**Exercise instructions:**
Change every "colorbar-segment" in the records below to "colorbar-swatch" and reproduce all the lines otherwise unchanged.

**Provided information:**

====

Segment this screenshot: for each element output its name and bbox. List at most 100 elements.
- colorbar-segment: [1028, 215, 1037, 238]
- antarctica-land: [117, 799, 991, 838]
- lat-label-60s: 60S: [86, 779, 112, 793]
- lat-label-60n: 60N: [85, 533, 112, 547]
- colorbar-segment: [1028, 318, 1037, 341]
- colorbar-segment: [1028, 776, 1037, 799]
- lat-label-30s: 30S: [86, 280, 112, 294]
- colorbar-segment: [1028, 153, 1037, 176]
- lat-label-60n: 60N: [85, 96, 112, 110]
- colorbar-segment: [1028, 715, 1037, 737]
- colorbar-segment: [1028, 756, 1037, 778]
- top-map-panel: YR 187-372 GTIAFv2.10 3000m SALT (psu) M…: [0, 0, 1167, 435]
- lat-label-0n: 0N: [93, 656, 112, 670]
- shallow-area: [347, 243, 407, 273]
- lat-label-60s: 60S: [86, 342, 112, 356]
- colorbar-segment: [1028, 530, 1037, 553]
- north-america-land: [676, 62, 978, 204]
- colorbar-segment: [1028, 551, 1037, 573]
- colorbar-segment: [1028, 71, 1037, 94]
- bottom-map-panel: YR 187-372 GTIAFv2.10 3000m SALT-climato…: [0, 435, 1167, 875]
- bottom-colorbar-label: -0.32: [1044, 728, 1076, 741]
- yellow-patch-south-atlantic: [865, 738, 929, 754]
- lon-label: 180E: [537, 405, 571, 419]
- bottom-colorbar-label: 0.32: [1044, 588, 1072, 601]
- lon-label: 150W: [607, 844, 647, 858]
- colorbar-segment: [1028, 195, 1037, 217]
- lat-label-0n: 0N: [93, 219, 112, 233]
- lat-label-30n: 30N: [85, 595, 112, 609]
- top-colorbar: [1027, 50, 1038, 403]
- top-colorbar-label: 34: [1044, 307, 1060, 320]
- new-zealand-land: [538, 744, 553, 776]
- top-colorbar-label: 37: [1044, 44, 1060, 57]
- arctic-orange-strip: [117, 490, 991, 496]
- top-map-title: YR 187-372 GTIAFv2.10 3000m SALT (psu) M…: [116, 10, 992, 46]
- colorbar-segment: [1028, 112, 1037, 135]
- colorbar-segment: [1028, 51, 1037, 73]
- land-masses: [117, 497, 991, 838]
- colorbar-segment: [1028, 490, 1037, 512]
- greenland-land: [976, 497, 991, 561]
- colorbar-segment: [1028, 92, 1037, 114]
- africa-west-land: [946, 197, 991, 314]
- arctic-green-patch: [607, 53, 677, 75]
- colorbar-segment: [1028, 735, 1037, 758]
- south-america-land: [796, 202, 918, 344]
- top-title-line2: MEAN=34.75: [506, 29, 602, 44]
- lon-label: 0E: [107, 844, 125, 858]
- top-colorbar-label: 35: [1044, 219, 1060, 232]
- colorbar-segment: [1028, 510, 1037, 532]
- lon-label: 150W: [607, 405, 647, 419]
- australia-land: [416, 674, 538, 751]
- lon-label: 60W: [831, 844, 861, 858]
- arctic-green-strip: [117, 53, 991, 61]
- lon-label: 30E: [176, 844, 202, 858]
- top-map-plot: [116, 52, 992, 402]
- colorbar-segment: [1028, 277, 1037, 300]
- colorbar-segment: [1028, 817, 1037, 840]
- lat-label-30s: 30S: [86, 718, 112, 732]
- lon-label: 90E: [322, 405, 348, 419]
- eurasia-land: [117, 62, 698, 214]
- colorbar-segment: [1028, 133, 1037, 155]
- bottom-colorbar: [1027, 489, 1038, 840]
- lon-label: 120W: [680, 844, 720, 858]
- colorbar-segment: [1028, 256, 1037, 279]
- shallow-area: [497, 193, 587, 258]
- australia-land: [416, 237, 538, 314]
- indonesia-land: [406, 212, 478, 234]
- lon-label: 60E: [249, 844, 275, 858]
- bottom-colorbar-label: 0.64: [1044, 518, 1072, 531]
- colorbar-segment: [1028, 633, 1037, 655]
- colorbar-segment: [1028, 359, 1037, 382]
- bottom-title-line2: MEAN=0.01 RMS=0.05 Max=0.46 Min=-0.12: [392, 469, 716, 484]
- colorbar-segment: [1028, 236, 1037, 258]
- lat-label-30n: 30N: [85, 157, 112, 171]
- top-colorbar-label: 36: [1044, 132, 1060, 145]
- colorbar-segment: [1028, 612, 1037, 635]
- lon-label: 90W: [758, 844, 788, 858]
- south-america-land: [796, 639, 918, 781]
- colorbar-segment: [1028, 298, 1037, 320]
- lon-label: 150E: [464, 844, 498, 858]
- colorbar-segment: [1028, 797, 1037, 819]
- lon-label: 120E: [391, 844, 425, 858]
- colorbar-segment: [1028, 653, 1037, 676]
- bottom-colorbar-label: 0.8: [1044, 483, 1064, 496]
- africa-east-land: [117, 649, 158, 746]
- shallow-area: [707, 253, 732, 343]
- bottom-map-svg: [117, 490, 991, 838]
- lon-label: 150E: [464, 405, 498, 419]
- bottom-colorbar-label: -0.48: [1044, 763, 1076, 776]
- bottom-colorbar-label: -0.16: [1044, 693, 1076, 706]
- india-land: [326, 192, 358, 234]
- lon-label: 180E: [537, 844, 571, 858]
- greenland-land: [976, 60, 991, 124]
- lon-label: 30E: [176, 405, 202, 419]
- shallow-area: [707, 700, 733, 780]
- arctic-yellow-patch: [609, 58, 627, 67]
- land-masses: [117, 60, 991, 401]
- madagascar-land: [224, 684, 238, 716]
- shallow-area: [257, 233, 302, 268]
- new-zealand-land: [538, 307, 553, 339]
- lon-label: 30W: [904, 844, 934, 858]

====

**Solved exercise:**
Segment this screenshot: for each element output its name and bbox. List at most 100 elements.
- colorbar-swatch: [1028, 215, 1037, 238]
- antarctica-land: [117, 799, 991, 838]
- lat-label-60s: 60S: [86, 779, 112, 793]
- lat-label-60n: 60N: [85, 533, 112, 547]
- colorbar-swatch: [1028, 318, 1037, 341]
- colorbar-swatch: [1028, 776, 1037, 799]
- lat-label-30s: 30S: [86, 280, 112, 294]
- colorbar-swatch: [1028, 153, 1037, 176]
- lat-label-60n: 60N: [85, 96, 112, 110]
- colorbar-swatch: [1028, 715, 1037, 737]
- colorbar-swatch: [1028, 756, 1037, 778]
- top-map-panel: YR 187-372 GTIAFv2.10 3000m SALT (psu) M…: [0, 0, 1167, 435]
- lat-label-0n: 0N: [93, 656, 112, 670]
- shallow-area: [347, 243, 407, 273]
- lat-label-60s: 60S: [86, 342, 112, 356]
- colorbar-swatch: [1028, 530, 1037, 553]
- north-america-land: [676, 62, 978, 204]
- colorbar-swatch: [1028, 551, 1037, 573]
- colorbar-swatch: [1028, 71, 1037, 94]
- bottom-map-panel: YR 187-372 GTIAFv2.10 3000m SALT-climato…: [0, 435, 1167, 875]
- bottom-colorbar-label: -0.32: [1044, 728, 1076, 741]
- yellow-patch-south-atlantic: [865, 738, 929, 754]
- lon-label: 180E: [537, 405, 571, 419]
- bottom-colorbar-label: 0.32: [1044, 588, 1072, 601]
- lon-label: 150W: [607, 844, 647, 858]
- colorbar-swatch: [1028, 195, 1037, 217]
- lat-label-0n: 0N: [93, 219, 112, 233]
- lat-label-30n: 30N: [85, 595, 112, 609]
- top-colorbar: [1027, 50, 1038, 403]
- top-colorbar-label: 34: [1044, 307, 1060, 320]
- new-zealand-land: [538, 744, 553, 776]
- top-colorbar-label: 37: [1044, 44, 1060, 57]
- arctic-orange-strip: [117, 490, 991, 496]
- top-map-title: YR 187-372 GTIAFv2.10 3000m SALT (psu) M…: [116, 10, 992, 46]
- colorbar-swatch: [1028, 112, 1037, 135]
- colorbar-swatch: [1028, 51, 1037, 73]
- land-masses: [117, 497, 991, 838]
- colorbar-swatch: [1028, 490, 1037, 512]
- greenland-land: [976, 497, 991, 561]
- colorbar-swatch: [1028, 92, 1037, 114]
- africa-west-land: [946, 197, 991, 314]
- arctic-green-patch: [607, 53, 677, 75]
- colorbar-swatch: [1028, 735, 1037, 758]
- south-america-land: [796, 202, 918, 344]
- top-title-line2: MEAN=34.75: [506, 29, 602, 44]
- lon-label: 0E: [107, 844, 125, 858]
- top-colorbar-label: 35: [1044, 219, 1060, 232]
- colorbar-swatch: [1028, 510, 1037, 532]
- lon-label: 150W: [607, 405, 647, 419]
- australia-land: [416, 674, 538, 751]
- lon-label: 60W: [831, 844, 861, 858]
- arctic-green-strip: [117, 53, 991, 61]
- lon-label: 30E: [176, 844, 202, 858]
- top-map-plot: [116, 52, 992, 402]
- colorbar-swatch: [1028, 277, 1037, 300]
- colorbar-swatch: [1028, 817, 1037, 840]
- lat-label-30s: 30S: [86, 718, 112, 732]
- lon-label: 90E: [322, 405, 348, 419]
- eurasia-land: [117, 62, 698, 214]
- colorbar-swatch: [1028, 133, 1037, 155]
- bottom-colorbar: [1027, 489, 1038, 840]
- lon-label: 120W: [680, 844, 720, 858]
- colorbar-swatch: [1028, 256, 1037, 279]
- shallow-area: [497, 193, 587, 258]
- australia-land: [416, 237, 538, 314]
- indonesia-land: [406, 212, 478, 234]
- lon-label: 60E: [249, 844, 275, 858]
- bottom-colorbar-label: 0.64: [1044, 518, 1072, 531]
- colorbar-swatch: [1028, 633, 1037, 655]
- colorbar-swatch: [1028, 359, 1037, 382]
- bottom-title-line2: MEAN=0.01 RMS=0.05 Max=0.46 Min=-0.12: [392, 469, 716, 484]
- colorbar-swatch: [1028, 236, 1037, 258]
- lat-label-30n: 30N: [85, 157, 112, 171]
- top-colorbar-label: 36: [1044, 132, 1060, 145]
- colorbar-swatch: [1028, 612, 1037, 635]
- lon-label: 90W: [758, 844, 788, 858]
- south-america-land: [796, 639, 918, 781]
- colorbar-swatch: [1028, 298, 1037, 320]
- lon-label: 150E: [464, 844, 498, 858]
- colorbar-swatch: [1028, 797, 1037, 819]
- lon-label: 120E: [391, 844, 425, 858]
- colorbar-swatch: [1028, 653, 1037, 676]
- bottom-colorbar-label: 0.8: [1044, 483, 1064, 496]
- africa-east-land: [117, 649, 158, 746]
- shallow-area: [707, 253, 732, 343]
- bottom-map-svg: [117, 490, 991, 838]
- lon-label: 150E: [464, 405, 498, 419]
- bottom-colorbar-label: -0.48: [1044, 763, 1076, 776]
- bottom-colorbar-label: -0.16: [1044, 693, 1076, 706]
- india-land: [326, 192, 358, 234]
- lon-label: 180E: [537, 844, 571, 858]
- greenland-land: [976, 60, 991, 124]
- lon-label: 30E: [176, 405, 202, 419]
- shallow-area: [707, 700, 733, 780]
- arctic-yellow-patch: [609, 58, 627, 67]
- land-masses: [117, 60, 991, 401]
- madagascar-land: [224, 684, 238, 716]
- shallow-area: [257, 233, 302, 268]
- new-zealand-land: [538, 307, 553, 339]
- lon-label: 30W: [904, 844, 934, 858]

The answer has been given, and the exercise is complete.